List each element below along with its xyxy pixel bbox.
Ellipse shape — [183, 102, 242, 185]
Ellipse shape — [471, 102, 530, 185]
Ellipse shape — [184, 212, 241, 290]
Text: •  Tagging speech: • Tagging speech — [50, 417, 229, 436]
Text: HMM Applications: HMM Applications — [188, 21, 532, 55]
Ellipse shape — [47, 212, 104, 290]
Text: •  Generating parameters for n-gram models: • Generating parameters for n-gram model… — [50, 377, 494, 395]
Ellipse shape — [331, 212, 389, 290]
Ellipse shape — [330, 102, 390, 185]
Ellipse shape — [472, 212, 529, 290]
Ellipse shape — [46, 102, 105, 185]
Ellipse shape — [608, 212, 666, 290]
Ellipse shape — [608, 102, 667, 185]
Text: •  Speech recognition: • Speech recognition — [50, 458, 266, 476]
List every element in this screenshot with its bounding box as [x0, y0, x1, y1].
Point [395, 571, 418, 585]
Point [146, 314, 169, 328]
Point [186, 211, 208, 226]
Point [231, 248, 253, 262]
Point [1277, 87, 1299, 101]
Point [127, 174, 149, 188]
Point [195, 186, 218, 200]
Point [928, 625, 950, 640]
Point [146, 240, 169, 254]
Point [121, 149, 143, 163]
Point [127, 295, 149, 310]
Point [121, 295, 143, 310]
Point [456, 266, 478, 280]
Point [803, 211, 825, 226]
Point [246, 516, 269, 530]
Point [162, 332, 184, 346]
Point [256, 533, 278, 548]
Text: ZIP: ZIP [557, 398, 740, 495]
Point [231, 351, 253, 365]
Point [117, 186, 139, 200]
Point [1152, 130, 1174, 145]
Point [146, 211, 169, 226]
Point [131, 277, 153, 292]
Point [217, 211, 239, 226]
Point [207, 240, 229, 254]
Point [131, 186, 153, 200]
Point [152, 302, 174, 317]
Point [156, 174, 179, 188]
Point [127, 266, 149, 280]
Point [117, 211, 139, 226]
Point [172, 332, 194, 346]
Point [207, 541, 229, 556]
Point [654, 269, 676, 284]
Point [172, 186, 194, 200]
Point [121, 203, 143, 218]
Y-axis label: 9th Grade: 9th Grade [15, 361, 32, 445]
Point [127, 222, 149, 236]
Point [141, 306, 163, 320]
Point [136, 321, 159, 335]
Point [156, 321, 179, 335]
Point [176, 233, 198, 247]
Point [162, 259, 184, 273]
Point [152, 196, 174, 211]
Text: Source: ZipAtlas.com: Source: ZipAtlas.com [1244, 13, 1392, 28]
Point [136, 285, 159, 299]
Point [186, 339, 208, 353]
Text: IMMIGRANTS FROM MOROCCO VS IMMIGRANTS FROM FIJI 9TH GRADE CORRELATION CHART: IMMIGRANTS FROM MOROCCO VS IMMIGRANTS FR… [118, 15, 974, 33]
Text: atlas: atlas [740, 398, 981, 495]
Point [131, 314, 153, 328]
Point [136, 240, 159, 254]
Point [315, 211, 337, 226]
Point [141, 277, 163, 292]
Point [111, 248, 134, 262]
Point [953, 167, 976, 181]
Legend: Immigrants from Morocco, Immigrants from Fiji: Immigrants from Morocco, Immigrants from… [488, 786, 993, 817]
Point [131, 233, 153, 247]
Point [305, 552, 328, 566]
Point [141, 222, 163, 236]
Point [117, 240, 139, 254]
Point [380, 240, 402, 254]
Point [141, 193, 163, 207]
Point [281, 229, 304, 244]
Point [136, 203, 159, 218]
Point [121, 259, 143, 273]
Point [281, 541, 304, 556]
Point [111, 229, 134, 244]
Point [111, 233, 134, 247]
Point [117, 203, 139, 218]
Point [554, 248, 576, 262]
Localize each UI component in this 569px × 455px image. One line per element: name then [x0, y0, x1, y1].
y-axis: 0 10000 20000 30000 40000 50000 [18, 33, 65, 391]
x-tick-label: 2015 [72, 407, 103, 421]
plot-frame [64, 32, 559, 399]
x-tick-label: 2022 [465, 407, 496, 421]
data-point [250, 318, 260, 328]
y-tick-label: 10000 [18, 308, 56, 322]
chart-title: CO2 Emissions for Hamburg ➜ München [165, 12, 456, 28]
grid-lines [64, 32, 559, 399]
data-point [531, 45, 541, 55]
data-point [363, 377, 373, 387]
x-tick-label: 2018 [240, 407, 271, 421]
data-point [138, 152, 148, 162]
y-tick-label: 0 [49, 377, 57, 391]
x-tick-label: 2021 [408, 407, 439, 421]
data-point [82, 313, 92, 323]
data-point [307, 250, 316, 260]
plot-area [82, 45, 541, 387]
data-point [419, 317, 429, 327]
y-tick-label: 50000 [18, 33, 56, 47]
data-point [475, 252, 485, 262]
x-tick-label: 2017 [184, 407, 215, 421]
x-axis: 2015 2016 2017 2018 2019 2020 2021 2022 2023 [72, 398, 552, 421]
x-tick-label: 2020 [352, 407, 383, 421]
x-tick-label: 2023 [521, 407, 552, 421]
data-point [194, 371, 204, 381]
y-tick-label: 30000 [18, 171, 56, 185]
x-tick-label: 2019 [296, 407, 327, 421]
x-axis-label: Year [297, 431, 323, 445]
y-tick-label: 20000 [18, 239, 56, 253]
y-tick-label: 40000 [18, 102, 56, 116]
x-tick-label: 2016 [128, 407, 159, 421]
^^^^^^^^^^^^^^^^
◆ EXERCISE DESCRIPTION
Please show each line of the material above that contains the string "axis". Case counts.

◆ COMPLETE OUTPUT
Y-axis label: 9th Grade: 9th Grade [15, 361, 32, 445]
y-axis: 0 10000 20000 30000 40000 50000 [18, 33, 65, 391]
x-axis: 2015 2016 2017 2018 2019 2020 2021 2022 2023 [72, 398, 552, 421]
x-axis-label: Year [297, 431, 323, 445]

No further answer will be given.